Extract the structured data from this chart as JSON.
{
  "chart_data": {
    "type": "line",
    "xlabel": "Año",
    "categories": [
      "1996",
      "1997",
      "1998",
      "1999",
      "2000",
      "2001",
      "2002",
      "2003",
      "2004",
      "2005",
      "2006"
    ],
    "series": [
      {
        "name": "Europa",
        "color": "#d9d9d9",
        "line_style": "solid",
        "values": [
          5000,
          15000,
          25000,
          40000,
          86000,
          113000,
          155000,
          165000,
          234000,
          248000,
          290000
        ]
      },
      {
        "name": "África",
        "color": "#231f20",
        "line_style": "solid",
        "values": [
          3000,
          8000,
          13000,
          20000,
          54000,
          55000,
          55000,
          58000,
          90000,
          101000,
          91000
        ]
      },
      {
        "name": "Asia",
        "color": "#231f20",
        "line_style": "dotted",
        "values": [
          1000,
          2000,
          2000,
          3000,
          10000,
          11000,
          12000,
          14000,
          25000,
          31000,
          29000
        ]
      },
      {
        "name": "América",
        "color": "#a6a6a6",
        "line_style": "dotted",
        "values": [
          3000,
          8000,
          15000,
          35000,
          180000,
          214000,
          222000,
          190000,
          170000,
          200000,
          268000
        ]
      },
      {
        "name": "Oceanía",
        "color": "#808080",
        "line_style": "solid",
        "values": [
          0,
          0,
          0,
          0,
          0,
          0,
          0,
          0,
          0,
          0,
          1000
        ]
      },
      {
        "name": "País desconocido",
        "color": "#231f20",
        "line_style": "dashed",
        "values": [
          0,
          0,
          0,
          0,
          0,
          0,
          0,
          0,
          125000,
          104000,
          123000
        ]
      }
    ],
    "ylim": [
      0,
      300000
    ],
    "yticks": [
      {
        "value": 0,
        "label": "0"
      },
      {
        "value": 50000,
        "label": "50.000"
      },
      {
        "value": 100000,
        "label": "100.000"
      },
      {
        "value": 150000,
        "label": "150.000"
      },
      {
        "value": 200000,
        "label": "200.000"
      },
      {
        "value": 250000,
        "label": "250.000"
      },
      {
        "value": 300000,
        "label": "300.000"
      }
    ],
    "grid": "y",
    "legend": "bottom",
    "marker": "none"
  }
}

• Objective:
The records above should be restated word for word, please.

• Answer for this exercise:
Extract the structured data from this chart as JSON.
{
  "chart_data": {
    "type": "line",
    "xlabel": "Año",
    "categories": [
      "1996",
      "1997",
      "1998",
      "1999",
      "2000",
      "2001",
      "2002",
      "2003",
      "2004",
      "2005",
      "2006"
    ],
    "series": [
      {
        "name": "Europa",
        "color": "#d9d9d9",
        "line_style": "solid",
        "values": [
          5000,
          15000,
          25000,
          40000,
          86000,
          113000,
          155000,
          165000,
          234000,
          248000,
          290000
        ]
      },
      {
        "name": "África",
        "color": "#231f20",
        "line_style": "solid",
        "values": [
          3000,
          8000,
          13000,
          20000,
          54000,
          55000,
          55000,
          58000,
          90000,
          101000,
          91000
        ]
      },
      {
        "name": "Asia",
        "color": "#231f20",
        "line_style": "dotted",
        "values": [
          1000,
          2000,
          2000,
          3000,
          10000,
          11000,
          12000,
          14000,
          25000,
          31000,
          29000
        ]
      },
      {
        "name": "América",
        "color": "#a6a6a6",
        "line_style": "dotted",
        "values": [
          3000,
          8000,
          15000,
          35000,
          180000,
          214000,
          222000,
          190000,
          170000,
          200000,
          268000
        ]
      },
      {
        "name": "Oceanía",
        "color": "#808080",
        "line_style": "solid",
        "values": [
          0,
          0,
          0,
          0,
          0,
          0,
          0,
          0,
          0,
          0,
          1000
        ]
      },
      {
        "name": "País desconocido",
        "color": "#231f20",
        "line_style": "dashed",
        "values": [
          0,
          0,
          0,
          0,
          0,
          0,
          0,
          0,
          125000,
          104000,
          123000
        ]
      }
    ],
    "ylim": [
      0,
      300000
    ],
    "yticks": [
      {
        "value": 0,
        "label": "0"
      },
      {
        "value": 50000,
        "label": "50.000"
      },
      {
        "value": 100000,
        "label": "100.000"
      },
      {
        "value": 150000,
        "label": "150.000"
      },
      {
        "value": 200000,
        "label": "200.000"
      },
      {
        "value": 250000,
        "label": "250.000"
      },
      {
        "value": 300000,
        "label": "300.000"
      }
    ],
    "grid": "y",
    "legend": "bottom",
    "marker": "none"
  }
}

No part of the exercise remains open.